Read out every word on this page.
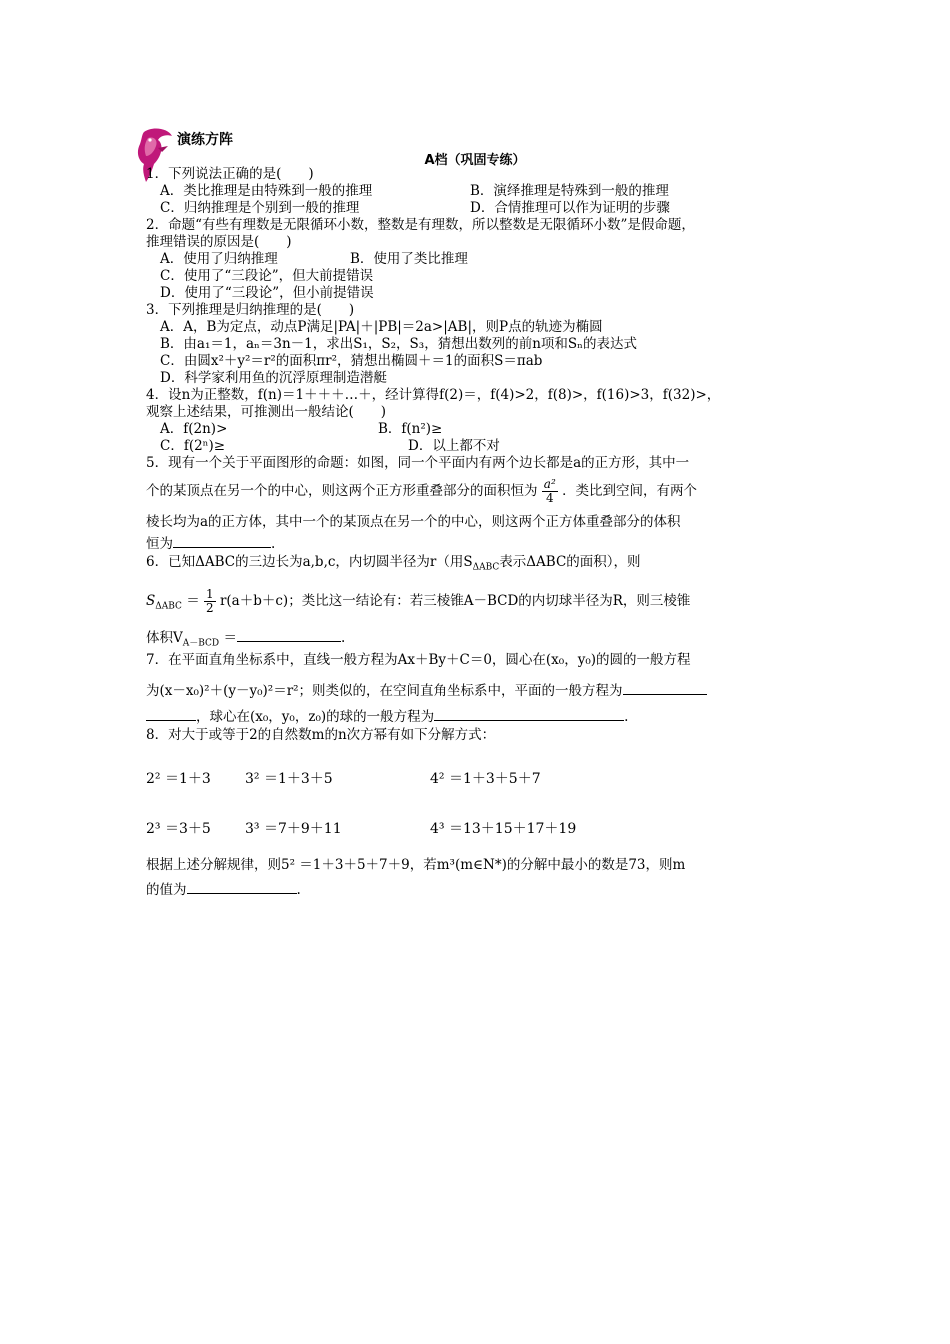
演练方阵
A档（巩固专练）
1．下列说法正确的是(　　)
A．类比推理是由特殊到一般的推理	B．演绎推理是特殊到一般的推理
C．归纳推理是个别到一般的推理	D．合情推理可以作为证明的步骤
2．命题“有些有理数是无限循环小数，整数是有理数，所以整数是无限循环小数”是假命题，
推理错误的原因是(　　)
A．使用了归纳推理	B．使用了类比推理
C．使用了“三段论”，但大前提错误
D．使用了“三段论”，但小前提错误
3．下列推理是归纳推理的是(　　)
A．A，B为定点，动点P满足|PA|＋|PB|＝2a>|AB|，则P点的轨迹为椭圆
B．由a₁＝1，aₙ＝3n－1，求出S₁，S₂，S₃，猜想出数列的前n项和Sₙ的表达式
C．由圆x²＋y²＝r²的面积πr²，猜想出椭圆＋＝1的面积S＝πab
D．科学家利用鱼的沉浮原理制造潜艇
4．设n为正整数，f(n)＝1＋＋＋…＋，经计算得f(2)＝，f(4)>2，f(8)>，f(16)>3，f(32)>，
观察上述结果，可推测出一般结论(　　)
A．f(2n)>	B．f(n²)≥
C．f(2ⁿ)≥	D．以上都不对
5．现有一个关于平面图形的命题：如图，同一个平面内有两个边长都是a的正方形，其中一
个的某顶点在另一个的中心，则这两个正方形重叠部分的面积恒为 $\frac{\text{a²}}{4}$ ．类比到空间，有两个
棱长均为a的正方体，其中一个的某顶点在另一个的中心，则这两个正方体重叠部分的体积
恒为	.
6．已知ΔABC的三边长为a,b,c，内切圆半径为r（用$S_{\Delta ABC}$表示ΔABC的面积），则
$S_{\Delta ABC} = \frac{1}{2} r(a+b+c)$；类比这一结论有：若三棱锥A－BCD的内切球半径为R，则三棱锥
体积$V_{A-BCD}$ ＝	.
7．在平面直角坐标系中，直线一般方程为Ax＋By＋C＝0，圆心在(x₀，y₀)的圆的一般方程
为(x－x₀)²＋(y－y₀)²＝r²；则类似的，在空间直角坐标系中，平面的一般方程为
，球心在(x₀，y₀，z₀)的球的一般方程为	.
8．对大于或等于2的自然数m的n次方幂有如下分解方式：
2² ＝1＋3 3² ＝1＋3＋5	4² ＝1＋3＋5＋7
2³ ＝3＋5 3³ ＝7＋9＋11	4³ ＝13＋15＋17＋19
根据上述分解规律，则5² ＝1＋3＋5＋7＋9，若m³(m∈N*)的分解中最小的数是73，则m
的值为	.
----
Which lines above hold the word "frac"? Copy each of them.

* PROBLEM SOLUTION *
个的某顶点在另一个的中心，则这两个正方形重叠部分的面积恒为 $\frac{\text{a²}}{4}$ ．类比到空间，有两个
$S_{\Delta ABC} = \frac{1}{2} r(a+b+c)$；类比这一结论有：若三棱锥A－BCD的内切球半径为R，则三棱锥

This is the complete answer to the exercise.